(Collected data)
——————————
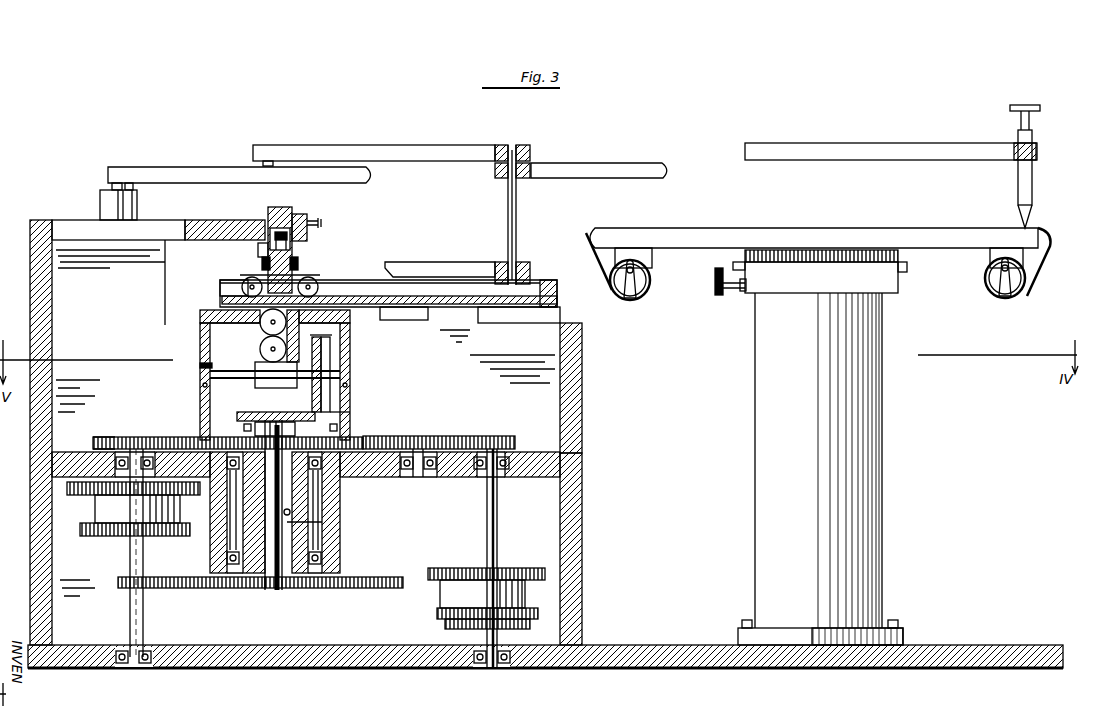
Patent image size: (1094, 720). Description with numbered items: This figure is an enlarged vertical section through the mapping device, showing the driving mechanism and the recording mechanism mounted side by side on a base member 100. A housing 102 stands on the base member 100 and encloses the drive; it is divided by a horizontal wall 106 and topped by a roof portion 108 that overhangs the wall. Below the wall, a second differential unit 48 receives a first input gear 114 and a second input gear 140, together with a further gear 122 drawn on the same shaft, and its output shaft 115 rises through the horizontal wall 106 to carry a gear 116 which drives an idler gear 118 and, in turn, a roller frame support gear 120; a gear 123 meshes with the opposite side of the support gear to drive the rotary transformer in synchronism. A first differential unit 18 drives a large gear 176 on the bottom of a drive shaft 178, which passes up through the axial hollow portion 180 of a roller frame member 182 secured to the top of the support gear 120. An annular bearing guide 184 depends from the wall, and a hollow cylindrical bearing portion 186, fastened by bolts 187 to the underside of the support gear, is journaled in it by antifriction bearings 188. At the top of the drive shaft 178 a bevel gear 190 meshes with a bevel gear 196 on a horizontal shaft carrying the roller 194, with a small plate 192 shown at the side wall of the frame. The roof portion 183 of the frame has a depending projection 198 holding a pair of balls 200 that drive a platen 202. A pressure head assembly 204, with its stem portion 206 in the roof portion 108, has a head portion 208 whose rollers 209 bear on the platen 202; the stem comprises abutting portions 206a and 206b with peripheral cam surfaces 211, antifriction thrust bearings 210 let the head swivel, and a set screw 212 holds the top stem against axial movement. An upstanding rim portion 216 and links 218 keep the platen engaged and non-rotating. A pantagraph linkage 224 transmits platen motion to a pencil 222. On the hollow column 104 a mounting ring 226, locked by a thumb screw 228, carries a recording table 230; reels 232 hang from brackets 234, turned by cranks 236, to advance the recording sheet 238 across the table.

The first differential unit 18 is at (94, 511).
The second differential unit 48 is at (527, 597).
The base member 100 is at (637, 672).
The housing 102 is at (582, 476).
The upstanding column 104 is at (882, 466).
The horizontal wall 106 is at (582, 432).
The horizontal roof portion 108 is at (210, 220).
The first input gear 114 is at (440, 613).
The output shaft 115 is at (498, 522).
The gear 116 is at (550, 455).
The idler gear 118 is at (446, 437).
The roller frame support gear 120 is at (400, 439).
The gear 122 is at (446, 622).
The gear 123 is at (88, 440).
The second input gear 140 is at (518, 568).
The large gear 176 is at (328, 576).
The drive shaft 178 is at (271, 576).
The axial hollow portion 180 is at (323, 523).
The roller frame member 182 is at (359, 430).
The roof portion 183 is at (213, 314).
The annular bearing guide 184 is at (354, 506).
The hollow cylindrical bearing portion 186 is at (239, 573).
The bolts 187 is at (213, 441).
The antifriction bearings 188 is at (227, 561).
The bevel gear 190 is at (242, 430).
The plate 192 is at (201, 368).
The roller 194 is at (254, 389).
The bevel gear 196 is at (342, 338).
The central annular depending projection 198 is at (200, 336).
The balls 200 is at (262, 346).
The platen 202 is at (388, 268).
The pressure head assembly 204 is at (308, 247).
The stem portion 206 is at (266, 241).
The stem portion 206a is at (264, 278).
The top stem portion 206b is at (272, 207).
The head portion 208 is at (294, 258).
The rollers 209 is at (306, 292).
The antifriction thrust bearings 210 is at (316, 227).
The peripheral cam surfaces 211 is at (268, 221).
The set screw 212 is at (314, 214).
The upstanding rim portion 216 is at (557, 298).
The links 218 is at (222, 284).
The pencil 222 is at (1035, 186).
The pantagraph linkage 224 is at (437, 150).
The mounting ring 226 is at (897, 292).
The thumb screw 228 is at (720, 296).
The recording table 230 is at (951, 243).
The reels 232 is at (652, 294).
The brackets 234 is at (652, 257).
The cranks 236 is at (628, 304).
The sheet 238 is at (588, 265).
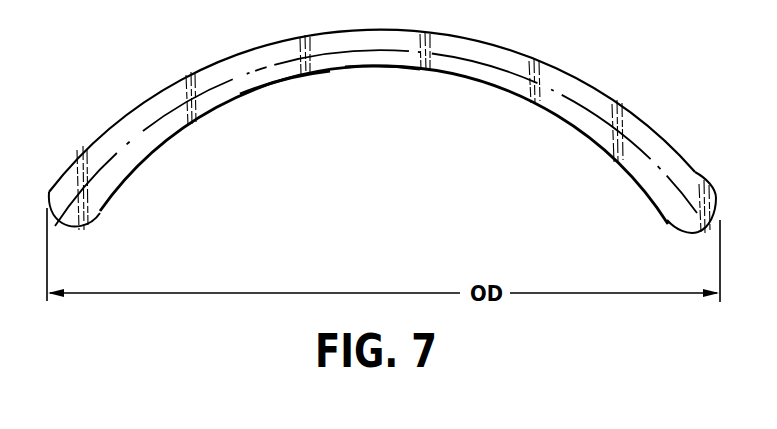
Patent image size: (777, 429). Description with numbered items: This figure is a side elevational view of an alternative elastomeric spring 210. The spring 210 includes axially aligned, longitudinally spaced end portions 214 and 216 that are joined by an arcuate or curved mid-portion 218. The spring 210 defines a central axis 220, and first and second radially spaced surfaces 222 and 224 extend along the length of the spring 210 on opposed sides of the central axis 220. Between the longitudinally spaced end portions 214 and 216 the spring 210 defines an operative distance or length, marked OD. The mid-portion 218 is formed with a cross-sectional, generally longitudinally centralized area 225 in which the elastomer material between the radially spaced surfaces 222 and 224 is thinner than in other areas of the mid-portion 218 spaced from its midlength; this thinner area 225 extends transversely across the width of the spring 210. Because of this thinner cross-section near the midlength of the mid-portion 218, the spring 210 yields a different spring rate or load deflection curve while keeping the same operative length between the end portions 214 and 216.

The elastomeric spring 210 is at (628, 90).
The end portion 214 is at (94, 209).
The end portion 216 is at (672, 220).
The mid-portion 218 is at (283, 75).
The central axis 220 is at (175, 112).
The first radially spaced surface 222 is at (163, 89).
The second radially spaced surface 224 is at (579, 133).
The longitudinally centralized area 225 is at (381, 62).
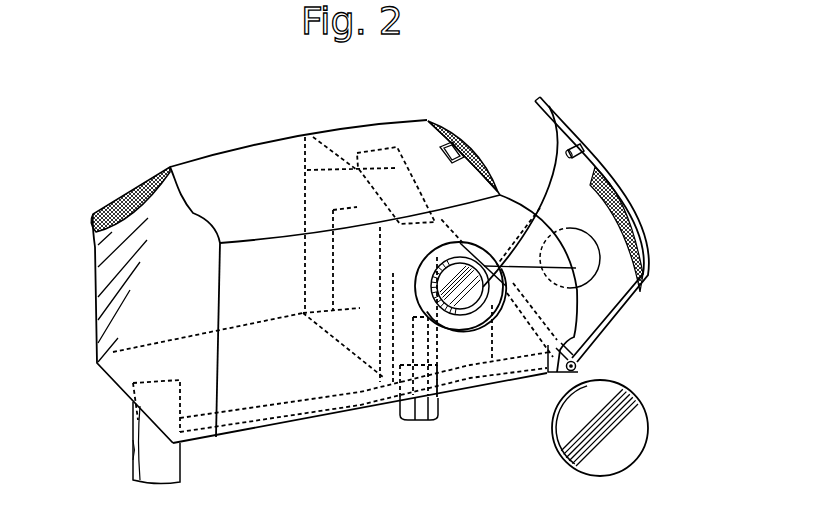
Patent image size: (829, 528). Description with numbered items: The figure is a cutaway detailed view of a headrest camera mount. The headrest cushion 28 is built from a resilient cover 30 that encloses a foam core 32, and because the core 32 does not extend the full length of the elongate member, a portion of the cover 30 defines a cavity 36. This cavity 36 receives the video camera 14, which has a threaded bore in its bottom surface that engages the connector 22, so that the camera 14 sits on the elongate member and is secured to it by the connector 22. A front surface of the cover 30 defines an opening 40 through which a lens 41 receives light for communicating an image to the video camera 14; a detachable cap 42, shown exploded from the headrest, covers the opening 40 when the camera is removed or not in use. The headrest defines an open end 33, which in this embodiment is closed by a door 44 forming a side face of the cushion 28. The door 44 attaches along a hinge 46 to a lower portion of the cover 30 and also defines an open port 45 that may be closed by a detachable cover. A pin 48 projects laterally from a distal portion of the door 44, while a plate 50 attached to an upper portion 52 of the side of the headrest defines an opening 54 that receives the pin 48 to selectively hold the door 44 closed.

The video camera 14 is at (306, 170).
The connector 22 is at (438, 412).
The cushion 28 is at (238, 158).
The resilient cover 30 is at (92, 231).
The foam core 32 is at (100, 312).
The open end 33 is at (467, 143).
The cavity 36 is at (333, 142).
The opening 40 is at (503, 298).
The lens 41 is at (590, 213).
The detachable cap 42 is at (640, 410).
The door 44 is at (620, 177).
The open port 45 is at (590, 217).
The hinge 46 is at (578, 368).
The pin 48 is at (573, 148).
The plate 50 is at (463, 157).
The upper portion 52 is at (430, 145).
The opening 54 is at (498, 190).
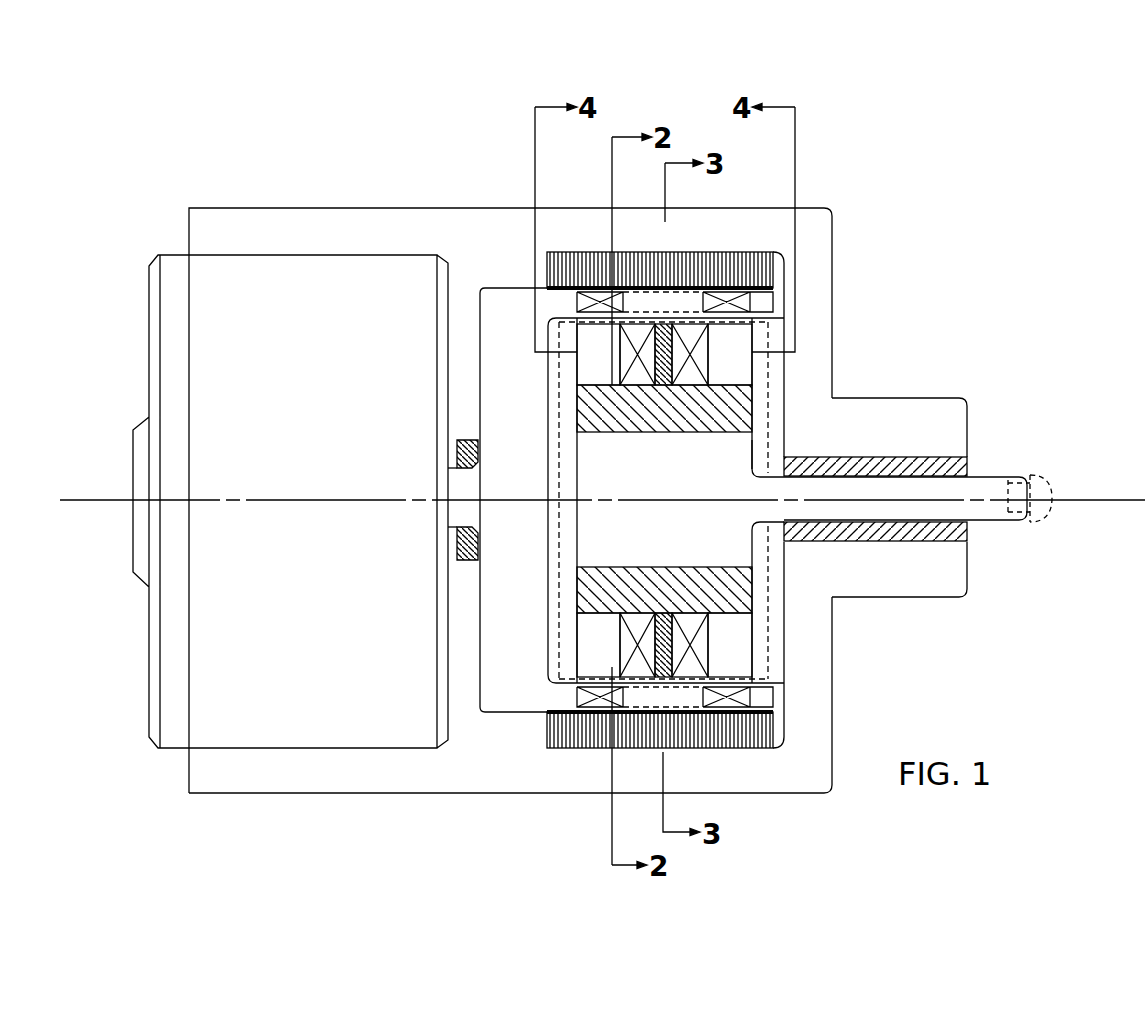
——————————
• _What is expected_
Return the entire listing above line for line, without any changes, leaving out the pictures.

• _Exercise answer_
Patent image size: (1094, 720). Description with numbered items: This figure is an enlarged vertical section through the mapping device, showing the driving mechanism and the recording mechanism mounted side by side on a base member 100. A housing 102 stands on the base member 100 and encloses the drive; it is divided by a horizontal wall 106 and topped by a roof portion 108 that overhangs the wall. Below the wall, a second differential unit 48 receives a first input gear 114 and a second input gear 140, together with a further gear 122 drawn on the same shaft, and its output shaft 115 rises through the horizontal wall 106 to carry a gear 116 which drives an idler gear 118 and, in turn, a roller frame support gear 120; a gear 123 meshes with the opposite side of the support gear to drive the rotary transformer in synchronism. A first differential unit 18 drives a large gear 176 on the bottom of a drive shaft 178, which passes up through the axial hollow portion 180 of a roller frame member 182 secured to the top of the support gear 120. An annular bearing guide 184 depends from the wall, and a hollow cylindrical bearing portion 186, fastened by bolts 187 to the underside of the support gear, is journaled in it by antifriction bearings 188. At the top of the drive shaft 178 a bevel gear 190 meshes with a bevel gear 196 on a horizontal shaft carrying the roller 194, with a small plate 192 shown at the side wall of the frame. The roof portion 183 of the frame has a depending projection 198 holding a pair of balls 200 that drive a platen 202. A pressure head assembly 204, with its stem portion 206 in the roof portion 108, has a head portion 208 whose rollers 209 bear on the platen 202; the stem comprises abutting portions 206a and 206b with peripheral cam surfaces 211, antifriction thrust bearings 210 let the head swivel, and a set screw 212 holds the top stem against axial movement. An upstanding rim portion 216 and links 218 keep the platen engaged and non-rotating. A pantagraph linkage 224 transmits platen motion to a pencil 222. On the hollow column 104 a mounting ring 226, locked by a thumb screw 228, carries a recording table 230; reels 232 hang from brackets 234, turned by cranks 236, to advance the recording sheet 238 across the table.

The first differential unit 18 is at (94, 511).
The second differential unit 48 is at (527, 597).
The base member 100 is at (637, 672).
The housing 102 is at (582, 476).
The upstanding column 104 is at (882, 466).
The horizontal wall 106 is at (582, 432).
The horizontal roof portion 108 is at (210, 220).
The first input gear 114 is at (440, 613).
The output shaft 115 is at (498, 522).
The gear 116 is at (550, 455).
The idler gear 118 is at (446, 437).
The roller frame support gear 120 is at (400, 439).
The gear 122 is at (446, 622).
The gear 123 is at (88, 440).
The second input gear 140 is at (518, 568).
The large gear 176 is at (328, 576).
The drive shaft 178 is at (271, 576).
The axial hollow portion 180 is at (323, 523).
The roller frame member 182 is at (359, 430).
The roof portion 183 is at (213, 314).
The annular bearing guide 184 is at (354, 506).
The hollow cylindrical bearing portion 186 is at (239, 573).
The bolts 187 is at (213, 441).
The antifriction bearings 188 is at (227, 561).
The bevel gear 190 is at (242, 430).
The plate 192 is at (201, 368).
The roller 194 is at (254, 389).
The bevel gear 196 is at (342, 338).
The central annular depending projection 198 is at (200, 336).
The balls 200 is at (262, 346).
The platen 202 is at (388, 268).
The pressure head assembly 204 is at (308, 247).
The stem portion 206 is at (266, 241).
The stem portion 206a is at (264, 278).
The top stem portion 206b is at (272, 207).
The head portion 208 is at (294, 258).
The rollers 209 is at (306, 292).
The antifriction thrust bearings 210 is at (316, 227).
The peripheral cam surfaces 211 is at (268, 221).
The set screw 212 is at (314, 214).
The upstanding rim portion 216 is at (557, 298).
The links 218 is at (222, 284).
The pencil 222 is at (1035, 186).
The pantagraph linkage 224 is at (437, 150).
The mounting ring 226 is at (897, 292).
The thumb screw 228 is at (720, 296).
The recording table 230 is at (951, 243).
The reels 232 is at (652, 294).
The brackets 234 is at (652, 257).
The cranks 236 is at (628, 304).
The sheet 238 is at (588, 265).
Patent image size: (777, 429). Description with numbered items: This figure is a side elevational view of an alternative elastomeric spring 210. The spring 210 includes axially aligned, longitudinally spaced end portions 214 and 216 that are joined by an arcuate or curved mid-portion 218. The spring 210 defines a central axis 220, and first and second radially spaced surfaces 222 and 224 extend along the length of the spring 210 on opposed sides of the central axis 220. Between the longitudinally spaced end portions 214 and 216 the spring 210 defines an operative distance or length, marked OD. The mid-portion 218 is formed with a cross-sectional, generally longitudinally centralized area 225 in which the elastomer material between the radially spaced surfaces 222 and 224 is thinner than in other areas of the mid-portion 218 spaced from its midlength; this thinner area 225 extends transversely across the width of the spring 210. Because of this thinner cross-section near the midlength of the mid-portion 218, the spring 210 yields a different spring rate or load deflection curve while keeping the same operative length between the end portions 214 and 216.

The elastomeric spring 210 is at (628, 90).
The end portion 214 is at (94, 209).
The end portion 216 is at (672, 220).
The mid-portion 218 is at (283, 75).
The central axis 220 is at (175, 112).
The first radially spaced surface 222 is at (163, 89).
The second radially spaced surface 224 is at (579, 133).
The longitudinally centralized area 225 is at (381, 62).
Patent image size: (829, 528). Description with numbered items: The figure is a cutaway detailed view of a headrest camera mount. The headrest cushion 28 is built from a resilient cover 30 that encloses a foam core 32, and because the core 32 does not extend the full length of the elongate member, a portion of the cover 30 defines a cavity 36. This cavity 36 receives the video camera 14, which has a threaded bore in its bottom surface that engages the connector 22, so that the camera 14 sits on the elongate member and is secured to it by the connector 22. A front surface of the cover 30 defines an opening 40 through which a lens 41 receives light for communicating an image to the video camera 14; a detachable cap 42, shown exploded from the headrest, covers the opening 40 when the camera is removed or not in use. The headrest defines an open end 33, which in this embodiment is closed by a door 44 forming a side face of the cushion 28. The door 44 attaches along a hinge 46 to a lower portion of the cover 30 and also defines an open port 45 that may be closed by a detachable cover. A pin 48 projects laterally from a distal portion of the door 44, while a plate 50 attached to an upper portion 52 of the side of the headrest defines an opening 54 that receives the pin 48 to selectively hold the door 44 closed.

The video camera 14 is at (306, 170).
The connector 22 is at (438, 412).
The cushion 28 is at (238, 158).
The resilient cover 30 is at (92, 231).
The foam core 32 is at (100, 312).
The open end 33 is at (467, 143).
The cavity 36 is at (333, 142).
The opening 40 is at (503, 298).
The lens 41 is at (590, 213).
The detachable cap 42 is at (640, 410).
The door 44 is at (620, 177).
The open port 45 is at (590, 217).
The hinge 46 is at (578, 368).
The pin 48 is at (573, 148).
The plate 50 is at (463, 157).
The upper portion 52 is at (430, 145).
The opening 54 is at (498, 190).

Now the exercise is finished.